Information given:
..............................
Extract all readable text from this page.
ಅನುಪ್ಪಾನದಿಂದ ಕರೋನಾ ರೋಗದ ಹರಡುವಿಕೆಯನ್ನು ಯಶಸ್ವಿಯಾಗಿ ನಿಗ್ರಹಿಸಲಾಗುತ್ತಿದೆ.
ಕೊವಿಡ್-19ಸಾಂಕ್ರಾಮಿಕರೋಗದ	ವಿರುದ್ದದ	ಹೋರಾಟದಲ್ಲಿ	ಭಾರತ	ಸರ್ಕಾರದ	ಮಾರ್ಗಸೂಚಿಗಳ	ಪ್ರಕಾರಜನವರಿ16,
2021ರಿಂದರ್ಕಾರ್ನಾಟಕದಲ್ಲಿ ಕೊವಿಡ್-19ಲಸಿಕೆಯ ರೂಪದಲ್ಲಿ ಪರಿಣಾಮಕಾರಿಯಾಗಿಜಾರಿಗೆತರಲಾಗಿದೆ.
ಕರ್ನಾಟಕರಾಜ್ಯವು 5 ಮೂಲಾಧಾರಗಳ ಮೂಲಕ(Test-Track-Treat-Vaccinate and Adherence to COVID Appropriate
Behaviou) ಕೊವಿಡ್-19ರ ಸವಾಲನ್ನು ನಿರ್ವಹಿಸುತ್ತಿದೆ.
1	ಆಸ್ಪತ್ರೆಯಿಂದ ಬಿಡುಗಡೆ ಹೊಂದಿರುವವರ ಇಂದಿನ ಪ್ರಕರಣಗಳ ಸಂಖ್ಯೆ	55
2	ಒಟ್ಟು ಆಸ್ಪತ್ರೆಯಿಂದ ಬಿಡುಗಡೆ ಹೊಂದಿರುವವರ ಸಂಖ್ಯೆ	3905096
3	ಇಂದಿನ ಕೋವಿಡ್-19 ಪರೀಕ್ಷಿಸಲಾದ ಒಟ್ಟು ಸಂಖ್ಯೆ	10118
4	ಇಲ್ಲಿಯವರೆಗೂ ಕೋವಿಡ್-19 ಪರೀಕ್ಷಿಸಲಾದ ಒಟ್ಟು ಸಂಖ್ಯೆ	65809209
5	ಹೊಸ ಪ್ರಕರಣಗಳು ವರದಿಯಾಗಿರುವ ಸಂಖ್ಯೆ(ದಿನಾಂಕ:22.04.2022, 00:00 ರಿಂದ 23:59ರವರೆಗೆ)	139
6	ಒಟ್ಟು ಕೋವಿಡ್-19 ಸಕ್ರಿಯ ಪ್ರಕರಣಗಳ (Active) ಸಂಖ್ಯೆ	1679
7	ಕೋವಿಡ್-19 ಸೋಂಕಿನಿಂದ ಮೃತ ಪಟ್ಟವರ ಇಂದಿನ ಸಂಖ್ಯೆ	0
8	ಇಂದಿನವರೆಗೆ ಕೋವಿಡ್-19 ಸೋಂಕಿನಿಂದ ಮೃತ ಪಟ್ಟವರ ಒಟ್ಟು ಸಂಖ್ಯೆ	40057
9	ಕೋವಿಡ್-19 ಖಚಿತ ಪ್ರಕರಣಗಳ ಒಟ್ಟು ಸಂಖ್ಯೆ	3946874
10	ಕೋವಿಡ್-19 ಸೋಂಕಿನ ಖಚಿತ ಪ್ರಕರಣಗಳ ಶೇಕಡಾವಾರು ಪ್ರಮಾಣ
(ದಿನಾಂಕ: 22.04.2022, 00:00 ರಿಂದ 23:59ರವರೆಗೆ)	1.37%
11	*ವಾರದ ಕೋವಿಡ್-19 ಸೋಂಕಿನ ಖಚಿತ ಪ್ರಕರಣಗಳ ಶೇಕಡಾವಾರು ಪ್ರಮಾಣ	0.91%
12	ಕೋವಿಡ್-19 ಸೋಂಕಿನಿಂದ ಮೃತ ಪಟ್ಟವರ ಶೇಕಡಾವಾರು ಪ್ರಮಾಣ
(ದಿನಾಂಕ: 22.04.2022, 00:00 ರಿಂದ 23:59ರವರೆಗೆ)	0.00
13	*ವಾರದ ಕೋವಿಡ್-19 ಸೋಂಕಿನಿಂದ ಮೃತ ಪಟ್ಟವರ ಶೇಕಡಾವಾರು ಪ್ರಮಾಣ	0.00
..............................
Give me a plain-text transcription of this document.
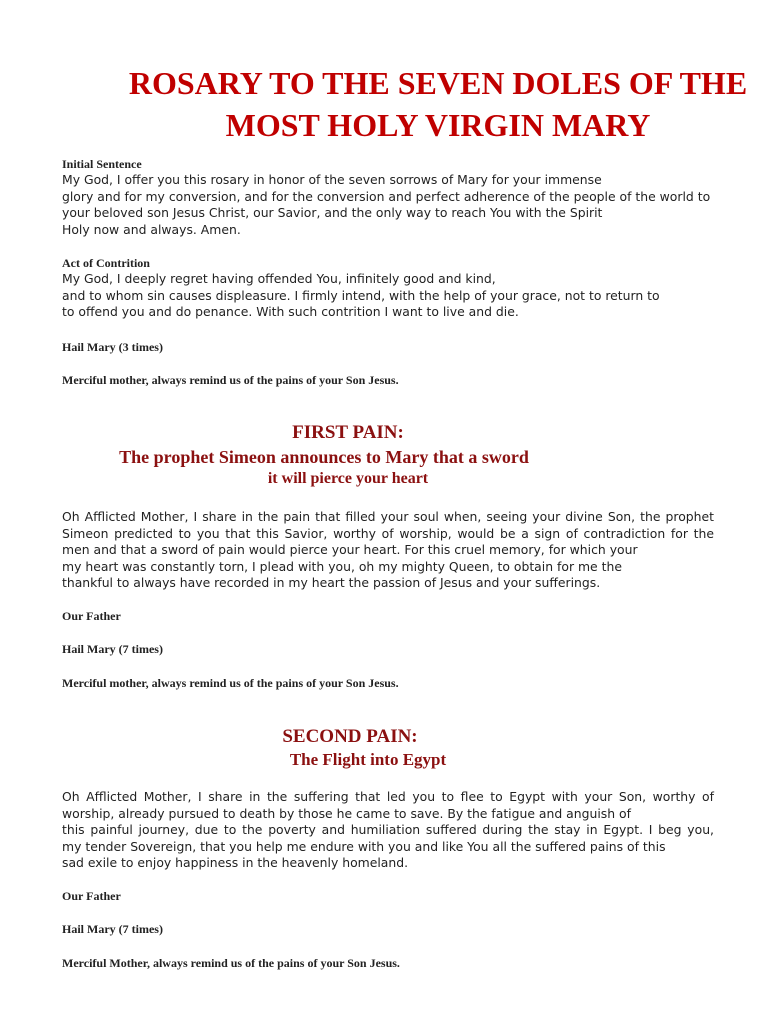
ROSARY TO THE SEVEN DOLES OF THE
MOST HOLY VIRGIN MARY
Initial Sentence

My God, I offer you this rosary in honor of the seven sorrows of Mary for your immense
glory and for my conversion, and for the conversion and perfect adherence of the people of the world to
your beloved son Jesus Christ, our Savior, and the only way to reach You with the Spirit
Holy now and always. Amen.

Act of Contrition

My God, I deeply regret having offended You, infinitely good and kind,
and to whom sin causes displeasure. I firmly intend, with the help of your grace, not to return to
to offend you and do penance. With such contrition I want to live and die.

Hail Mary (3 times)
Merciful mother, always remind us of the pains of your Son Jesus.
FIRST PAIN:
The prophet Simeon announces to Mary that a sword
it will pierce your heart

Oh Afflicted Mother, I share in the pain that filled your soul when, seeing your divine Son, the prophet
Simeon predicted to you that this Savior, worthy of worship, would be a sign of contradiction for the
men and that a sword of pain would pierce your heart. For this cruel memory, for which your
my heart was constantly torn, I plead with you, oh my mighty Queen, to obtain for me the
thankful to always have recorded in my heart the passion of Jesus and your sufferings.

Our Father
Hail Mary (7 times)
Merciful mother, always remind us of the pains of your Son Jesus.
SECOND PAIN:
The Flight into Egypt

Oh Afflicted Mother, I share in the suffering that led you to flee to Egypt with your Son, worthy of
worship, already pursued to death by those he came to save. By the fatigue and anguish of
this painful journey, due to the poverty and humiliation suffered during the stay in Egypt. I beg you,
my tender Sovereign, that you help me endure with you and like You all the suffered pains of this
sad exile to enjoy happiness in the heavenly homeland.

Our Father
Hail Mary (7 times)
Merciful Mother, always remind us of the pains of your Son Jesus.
..............................
Goal of the exercise:
In the listing, find each line with the string "ರಕರಣಗಳ" and copy it.

Result for this exercise:
1	ಆಸ್ಪತ್ರೆಯಿಂದ ಬಿಡುಗಡೆ ಹೊಂದಿರುವವರ ಇಂದಿನ ಪ್ರಕರಣಗಳ ಸಂಖ್ಯೆ	55
5	ಹೊಸ ಪ್ರಕರಣಗಳು ವರದಿಯಾಗಿರುವ ಸಂಖ್ಯೆ(ದಿನಾಂಕ:22.04.2022, 00:00 ರಿಂದ 23:59ರವರೆಗೆ)	139
6	ಒಟ್ಟು ಕೋವಿಡ್-19 ಸಕ್ರಿಯ ಪ್ರಕರಣಗಳ (Active) ಸಂಖ್ಯೆ	1679
9	ಕೋವಿಡ್-19 ಖಚಿತ ಪ್ರಕರಣಗಳ ಒಟ್ಟು ಸಂಖ್ಯೆ	3946874
10	ಕೋವಿಡ್-19 ಸೋಂಕಿನ ಖಚಿತ ಪ್ರಕರಣಗಳ ಶೇಕಡಾವಾರು ಪ್ರಮಾಣ
11	*ವಾರದ ಕೋವಿಡ್-19 ಸೋಂಕಿನ ಖಚಿತ ಪ್ರಕರಣಗಳ ಶೇಕಡಾವಾರು ಪ್ರಮಾಣ	0.91%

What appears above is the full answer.